# Your task
Write out all the data again, exactly as it stands.

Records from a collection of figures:
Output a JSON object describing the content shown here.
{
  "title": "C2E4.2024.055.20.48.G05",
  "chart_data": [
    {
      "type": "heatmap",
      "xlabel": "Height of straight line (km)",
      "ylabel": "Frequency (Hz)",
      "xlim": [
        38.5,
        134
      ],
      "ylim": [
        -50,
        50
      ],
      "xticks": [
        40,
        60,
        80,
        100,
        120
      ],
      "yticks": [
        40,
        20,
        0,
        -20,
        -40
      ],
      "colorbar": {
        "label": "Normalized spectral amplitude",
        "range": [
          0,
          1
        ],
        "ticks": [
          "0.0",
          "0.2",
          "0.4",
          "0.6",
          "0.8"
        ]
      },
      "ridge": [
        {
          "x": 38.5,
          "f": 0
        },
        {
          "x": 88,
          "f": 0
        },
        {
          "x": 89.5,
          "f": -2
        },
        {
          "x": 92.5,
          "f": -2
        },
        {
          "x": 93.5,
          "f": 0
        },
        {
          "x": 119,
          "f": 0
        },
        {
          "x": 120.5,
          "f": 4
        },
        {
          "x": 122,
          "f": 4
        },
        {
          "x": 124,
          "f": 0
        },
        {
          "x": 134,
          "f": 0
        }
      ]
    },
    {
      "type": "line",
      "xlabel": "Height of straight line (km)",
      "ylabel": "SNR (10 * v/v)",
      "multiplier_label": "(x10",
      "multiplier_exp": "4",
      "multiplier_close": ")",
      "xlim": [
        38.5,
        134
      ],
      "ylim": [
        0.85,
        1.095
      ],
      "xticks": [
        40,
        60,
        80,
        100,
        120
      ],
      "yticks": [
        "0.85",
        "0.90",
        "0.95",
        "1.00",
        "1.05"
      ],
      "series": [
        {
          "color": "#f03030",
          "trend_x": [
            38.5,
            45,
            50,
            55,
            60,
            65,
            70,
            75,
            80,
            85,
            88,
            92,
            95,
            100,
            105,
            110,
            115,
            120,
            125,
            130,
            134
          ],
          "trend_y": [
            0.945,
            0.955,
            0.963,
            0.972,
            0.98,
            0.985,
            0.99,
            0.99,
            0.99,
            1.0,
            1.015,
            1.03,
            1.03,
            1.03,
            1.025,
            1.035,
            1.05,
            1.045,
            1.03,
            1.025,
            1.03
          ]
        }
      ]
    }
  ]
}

# Full answer
Output a JSON object describing the content shown here.
{
  "title": "C2E4.2024.055.20.48.G05",
  "chart_data": [
    {
      "type": "heatmap",
      "xlabel": "Height of straight line (km)",
      "ylabel": "Frequency (Hz)",
      "xlim": [
        38.5,
        134
      ],
      "ylim": [
        -50,
        50
      ],
      "xticks": [
        40,
        60,
        80,
        100,
        120
      ],
      "yticks": [
        40,
        20,
        0,
        -20,
        -40
      ],
      "colorbar": {
        "label": "Normalized spectral amplitude",
        "range": [
          0,
          1
        ],
        "ticks": [
          "0.0",
          "0.2",
          "0.4",
          "0.6",
          "0.8"
        ]
      },
      "ridge": [
        {
          "x": 38.5,
          "f": 0
        },
        {
          "x": 88,
          "f": 0
        },
        {
          "x": 89.5,
          "f": -2
        },
        {
          "x": 92.5,
          "f": -2
        },
        {
          "x": 93.5,
          "f": 0
        },
        {
          "x": 119,
          "f": 0
        },
        {
          "x": 120.5,
          "f": 4
        },
        {
          "x": 122,
          "f": 4
        },
        {
          "x": 124,
          "f": 0
        },
        {
          "x": 134,
          "f": 0
        }
      ]
    },
    {
      "type": "line",
      "xlabel": "Height of straight line (km)",
      "ylabel": "SNR (10 * v/v)",
      "multiplier_label": "(x10",
      "multiplier_exp": "4",
      "multiplier_close": ")",
      "xlim": [
        38.5,
        134
      ],
      "ylim": [
        0.85,
        1.095
      ],
      "xticks": [
        40,
        60,
        80,
        100,
        120
      ],
      "yticks": [
        "0.85",
        "0.90",
        "0.95",
        "1.00",
        "1.05"
      ],
      "series": [
        {
          "color": "#f03030",
          "trend_x": [
            38.5,
            45,
            50,
            55,
            60,
            65,
            70,
            75,
            80,
            85,
            88,
            92,
            95,
            100,
            105,
            110,
            115,
            120,
            125,
            130,
            134
          ],
          "trend_y": [
            0.945,
            0.955,
            0.963,
            0.972,
            0.98,
            0.985,
            0.99,
            0.99,
            0.99,
            1.0,
            1.015,
            1.03,
            1.03,
            1.03,
            1.025,
            1.035,
            1.05,
            1.045,
            1.03,
            1.025,
            1.03
          ]
        }
      ]
    }
  ]
}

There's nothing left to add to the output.